(Entries with figure data)
-=-=-
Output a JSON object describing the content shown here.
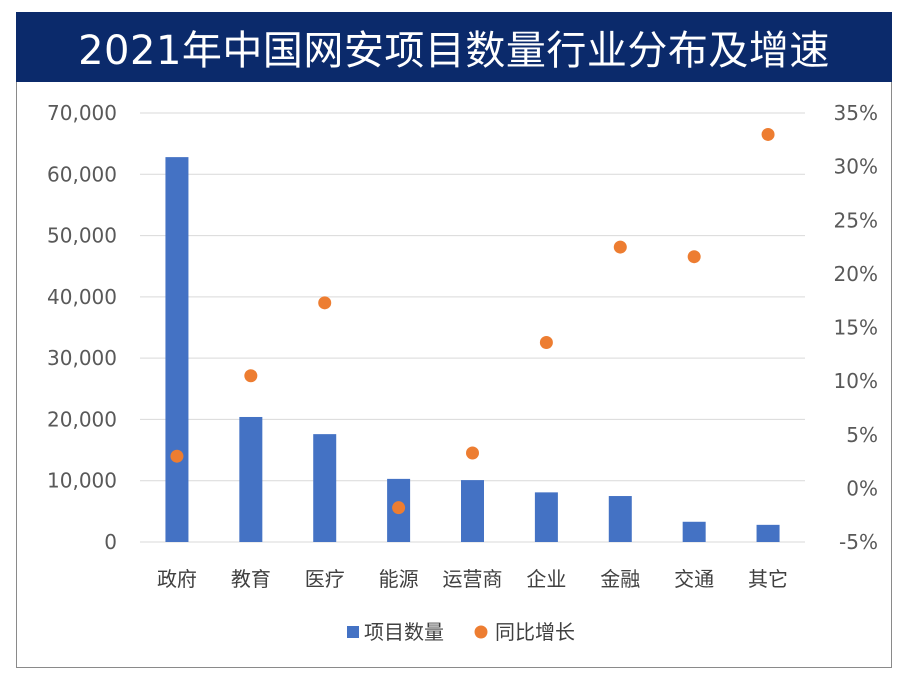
{
  "chart_data": {
    "type": "bar",
    "title": "2021年中国网安项目数量行业分布及增速",
    "categories": [
      "政府",
      "教育",
      "医疗",
      "能源",
      "运营商",
      "企业",
      "金融",
      "交通",
      "其它"
    ],
    "series": [
      {
        "name": "项目数量",
        "type": "bar",
        "axis": "left",
        "values": [
          62800,
          20400,
          17600,
          10300,
          10100,
          8100,
          7500,
          3300,
          2800
        ]
      },
      {
        "name": "同比增长",
        "type": "scatter",
        "axis": "right",
        "values": [
          3.0,
          10.5,
          17.3,
          -1.8,
          3.3,
          13.6,
          22.5,
          21.6,
          33.0
        ]
      }
    ],
    "ylim_left": [
      0,
      70000
    ],
    "ylim_right": [
      -5,
      35
    ],
    "left_ticks": [
      "0",
      "10,000",
      "20,000",
      "30,000",
      "40,000",
      "50,000",
      "60,000",
      "70,000"
    ],
    "right_ticks": [
      "-5%",
      "0%",
      "5%",
      "10%",
      "15%",
      "20%",
      "25%",
      "30%",
      "35%"
    ],
    "grid": true,
    "legend_position": "bottom",
    "colors": {
      "bar": "#4472c4",
      "dot": "#ed7d31",
      "grid": "#d9d9d9",
      "title_bg": "#0b2a6b"
    }
  }
}
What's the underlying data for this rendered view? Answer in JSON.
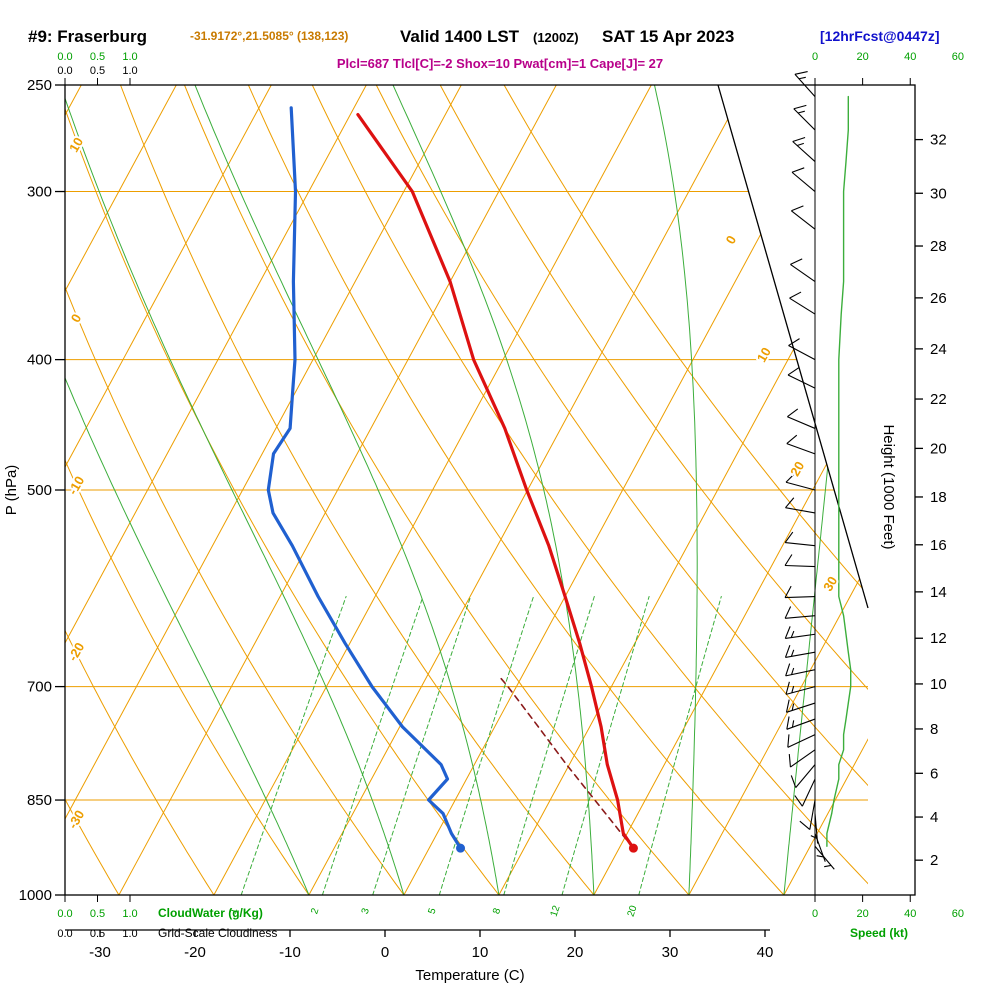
{
  "header": {
    "station": "#9: Fraserburg",
    "coords": "-31.9172°,21.5085° (138,123)",
    "valid_time": "Valid 1400 LST",
    "valid_z": "(1200Z)",
    "valid_date": "SAT 15 Apr 2023",
    "forecast_tag": "[12hrFcst@0447z]",
    "indices": "Plcl=687 Tlcl[C]=-2 Shox=10 Pwat[cm]=1 Cape[J]= 27"
  },
  "axes": {
    "pressure_label": "P (hPa)",
    "pressure_ticks": [
      250,
      300,
      400,
      500,
      700,
      850,
      1000
    ],
    "temperature_label": "Temperature (C)",
    "temperature_ticks": [
      -30,
      -20,
      -10,
      0,
      10,
      20,
      30,
      40
    ],
    "height_label": "Height (1000 Feet)",
    "height_ticks": [
      2,
      4,
      6,
      8,
      10,
      12,
      14,
      16,
      18,
      20,
      22,
      24,
      26,
      28,
      30,
      32
    ],
    "speed_label": "Speed (kt)",
    "speed_ticks": [
      0,
      20,
      40,
      60
    ],
    "cloudwater_label": "CloudWater (g/Kg)",
    "cloudiness_label": "Grid-Scale Cloudiness",
    "cloud_scale_ticks": [
      "0.0",
      "0.5",
      "1.0"
    ]
  },
  "chart_data": {
    "type": "line",
    "subtype": "skew-t log-p sounding",
    "pressure_range_hpa": [
      1000,
      250
    ],
    "temperature_range_c": [
      -33,
      40
    ],
    "isotherm_label_values": [
      0,
      10,
      20,
      30
    ],
    "dry_adiabat_label_values": [
      10,
      0,
      -10,
      -20,
      -30
    ],
    "mixing_ratio_lines_gkg": [
      1,
      2,
      3,
      5,
      8,
      12,
      20
    ],
    "moist_adiabat_start_temps_c": [
      -10,
      0,
      10,
      20,
      30,
      40
    ],
    "surface_pressure_hpa": 923,
    "surface_temperature_c": 21.5,
    "surface_dewpoint_c": 3.3,
    "temperature_profile": {
      "pressure_hpa": [
        923,
        900,
        850,
        800,
        750,
        700,
        650,
        600,
        550,
        500,
        450,
        400,
        350,
        300,
        263
      ],
      "temp_c": [
        21.5,
        19.6,
        17.1,
        14.0,
        11.2,
        7.9,
        4.2,
        0.0,
        -4.6,
        -10.1,
        -15.9,
        -23.1,
        -30.0,
        -39.1,
        -49.2
      ]
    },
    "dewpoint_profile": {
      "pressure_hpa": [
        923,
        900,
        870,
        850,
        820,
        800,
        750,
        700,
        650,
        600,
        550,
        520,
        500,
        470,
        450,
        420,
        400,
        350,
        300,
        260
      ],
      "dewpoint_c": [
        3.3,
        1.5,
        -0.5,
        -2.8,
        -2.0,
        -3.5,
        -9.7,
        -15.2,
        -20.5,
        -26.0,
        -31.6,
        -35.5,
        -37.3,
        -38.8,
        -38.5,
        -40.5,
        -41.9,
        -46.5,
        -51.4,
        -56.6
      ]
    },
    "parcel_path": {
      "pressure_hpa": [
        923,
        900,
        850,
        800,
        750,
        700,
        687
      ],
      "temp_c": [
        21.5,
        19.4,
        14.7,
        9.7,
        4.6,
        -0.9,
        -2.5
      ]
    },
    "winds": [
      [
        920,
        140,
        5
      ],
      [
        900,
        160,
        5
      ],
      [
        870,
        175,
        7
      ],
      [
        850,
        190,
        8
      ],
      [
        820,
        205,
        10
      ],
      [
        800,
        220,
        10
      ],
      [
        780,
        235,
        12
      ],
      [
        760,
        245,
        12
      ],
      [
        740,
        250,
        13
      ],
      [
        720,
        252,
        14
      ],
      [
        700,
        255,
        15
      ],
      [
        680,
        258,
        15
      ],
      [
        660,
        260,
        14
      ],
      [
        640,
        262,
        13
      ],
      [
        620,
        265,
        12
      ],
      [
        600,
        268,
        10
      ],
      [
        570,
        272,
        10
      ],
      [
        550,
        276,
        10
      ],
      [
        520,
        280,
        10
      ],
      [
        500,
        285,
        10
      ],
      [
        470,
        290,
        10
      ],
      [
        450,
        293,
        10
      ],
      [
        420,
        296,
        10
      ],
      [
        400,
        298,
        10
      ],
      [
        370,
        302,
        11
      ],
      [
        350,
        305,
        12
      ],
      [
        320,
        308,
        12
      ],
      [
        300,
        310,
        12
      ],
      [
        285,
        312,
        13
      ],
      [
        270,
        315,
        14
      ],
      [
        255,
        318,
        14
      ]
    ],
    "winds_format": [
      "pressure_hpa",
      "direction_deg_from",
      "speed_kt"
    ]
  },
  "colors": {
    "grid_orange": "#ED9E00",
    "line_green": "#3CAE3C",
    "text_green": "#00A000",
    "temperature_red": "#DD1111",
    "dewpoint_blue": "#2060D0",
    "parcel_maroon": "#8B1A1A",
    "indices_magenta": "#B8008A",
    "forecast_blue": "#1111CC",
    "coords_orange": "#C87A00",
    "frame_black": "#000000"
  }
}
-=-=-
_What is being asked_
Transcribe the entries above verbatim, omitting their pictures.

_Response to this exercise_
Output a JSON object describing the content shown here.
{
  "chart_data": {
    "type": "bar",
    "title": "2021年中国网安项目数量行业分布及增速",
    "categories": [
      "政府",
      "教育",
      "医疗",
      "能源",
      "运营商",
      "企业",
      "金融",
      "交通",
      "其它"
    ],
    "series": [
      {
        "name": "项目数量",
        "type": "bar",
        "axis": "left",
        "values": [
          62800,
          20400,
          17600,
          10300,
          10100,
          8100,
          7500,
          3300,
          2800
        ]
      },
      {
        "name": "同比增长",
        "type": "scatter",
        "axis": "right",
        "values": [
          3.0,
          10.5,
          17.3,
          -1.8,
          3.3,
          13.6,
          22.5,
          21.6,
          33.0
        ]
      }
    ],
    "ylim_left": [
      0,
      70000
    ],
    "ylim_right": [
      -5,
      35
    ],
    "left_ticks": [
      "0",
      "10,000",
      "20,000",
      "30,000",
      "40,000",
      "50,000",
      "60,000",
      "70,000"
    ],
    "right_ticks": [
      "-5%",
      "0%",
      "5%",
      "10%",
      "15%",
      "20%",
      "25%",
      "30%",
      "35%"
    ],
    "grid": true,
    "legend_position": "bottom",
    "colors": {
      "bar": "#4472c4",
      "dot": "#ed7d31",
      "grid": "#d9d9d9",
      "title_bg": "#0b2a6b"
    }
  }
}
What's the underlying data for this rendered view? Answer in JSON.
{
  "header": {
    "station": "#9: Fraserburg",
    "coords": "-31.9172°,21.5085° (138,123)",
    "valid_time": "Valid 1400 LST",
    "valid_z": "(1200Z)",
    "valid_date": "SAT 15 Apr 2023",
    "forecast_tag": "[12hrFcst@0447z]",
    "indices": "Plcl=687 Tlcl[C]=-2 Shox=10 Pwat[cm]=1 Cape[J]= 27"
  },
  "axes": {
    "pressure_label": "P (hPa)",
    "pressure_ticks": [
      250,
      300,
      400,
      500,
      700,
      850,
      1000
    ],
    "temperature_label": "Temperature (C)",
    "temperature_ticks": [
      -30,
      -20,
      -10,
      0,
      10,
      20,
      30,
      40
    ],
    "height_label": "Height (1000 Feet)",
    "height_ticks": [
      2,
      4,
      6,
      8,
      10,
      12,
      14,
      16,
      18,
      20,
      22,
      24,
      26,
      28,
      30,
      32
    ],
    "speed_label": "Speed (kt)",
    "speed_ticks": [
      0,
      20,
      40,
      60
    ],
    "cloudwater_label": "CloudWater (g/Kg)",
    "cloudiness_label": "Grid-Scale Cloudiness",
    "cloud_scale_ticks": [
      "0.0",
      "0.5",
      "1.0"
    ]
  },
  "chart_data": {
    "type": "line",
    "subtype": "skew-t log-p sounding",
    "pressure_range_hpa": [
      1000,
      250
    ],
    "temperature_range_c": [
      -33,
      40
    ],
    "isotherm_label_values": [
      0,
      10,
      20,
      30
    ],
    "dry_adiabat_label_values": [
      10,
      0,
      -10,
      -20,
      -30
    ],
    "mixing_ratio_lines_gkg": [
      1,
      2,
      3,
      5,
      8,
      12,
      20
    ],
    "moist_adiabat_start_temps_c": [
      -10,
      0,
      10,
      20,
      30,
      40
    ],
    "surface_pressure_hpa": 923,
    "surface_temperature_c": 21.5,
    "surface_dewpoint_c": 3.3,
    "temperature_profile": {
      "pressure_hpa": [
        923,
        900,
        850,
        800,
        750,
        700,
        650,
        600,
        550,
        500,
        450,
        400,
        350,
        300,
        263
      ],
      "temp_c": [
        21.5,
        19.6,
        17.1,
        14.0,
        11.2,
        7.9,
        4.2,
        0.0,
        -4.6,
        -10.1,
        -15.9,
        -23.1,
        -30.0,
        -39.1,
        -49.2
      ]
    },
    "dewpoint_profile": {
      "pressure_hpa": [
        923,
        900,
        870,
        850,
        820,
        800,
        750,
        700,
        650,
        600,
        550,
        520,
        500,
        470,
        450,
        420,
        400,
        350,
        300,
        260
      ],
      "dewpoint_c": [
        3.3,
        1.5,
        -0.5,
        -2.8,
        -2.0,
        -3.5,
        -9.7,
        -15.2,
        -20.5,
        -26.0,
        -31.6,
        -35.5,
        -37.3,
        -38.8,
        -38.5,
        -40.5,
        -41.9,
        -46.5,
        -51.4,
        -56.6
      ]
    },
    "parcel_path": {
      "pressure_hpa": [
        923,
        900,
        850,
        800,
        750,
        700,
        687
      ],
      "temp_c": [
        21.5,
        19.4,
        14.7,
        9.7,
        4.6,
        -0.9,
        -2.5
      ]
    },
    "winds": [
      [
        920,
        140,
        5
      ],
      [
        900,
        160,
        5
      ],
      [
        870,
        175,
        7
      ],
      [
        850,
        190,
        8
      ],
      [
        820,
        205,
        10
      ],
      [
        800,
        220,
        10
      ],
      [
        780,
        235,
        12
      ],
      [
        760,
        245,
        12
      ],
      [
        740,
        250,
        13
      ],
      [
        720,
        252,
        14
      ],
      [
        700,
        255,
        15
      ],
      [
        680,
        258,
        15
      ],
      [
        660,
        260,
        14
      ],
      [
        640,
        262,
        13
      ],
      [
        620,
        265,
        12
      ],
      [
        600,
        268,
        10
      ],
      [
        570,
        272,
        10
      ],
      [
        550,
        276,
        10
      ],
      [
        520,
        280,
        10
      ],
      [
        500,
        285,
        10
      ],
      [
        470,
        290,
        10
      ],
      [
        450,
        293,
        10
      ],
      [
        420,
        296,
        10
      ],
      [
        400,
        298,
        10
      ],
      [
        370,
        302,
        11
      ],
      [
        350,
        305,
        12
      ],
      [
        320,
        308,
        12
      ],
      [
        300,
        310,
        12
      ],
      [
        285,
        312,
        13
      ],
      [
        270,
        315,
        14
      ],
      [
        255,
        318,
        14
      ]
    ],
    "winds_format": [
      "pressure_hpa",
      "direction_deg_from",
      "speed_kt"
    ]
  },
  "colors": {
    "grid_orange": "#ED9E00",
    "line_green": "#3CAE3C",
    "text_green": "#00A000",
    "temperature_red": "#DD1111",
    "dewpoint_blue": "#2060D0",
    "parcel_maroon": "#8B1A1A",
    "indices_magenta": "#B8008A",
    "forecast_blue": "#1111CC",
    "coords_orange": "#C87A00",
    "frame_black": "#000000"
  }
}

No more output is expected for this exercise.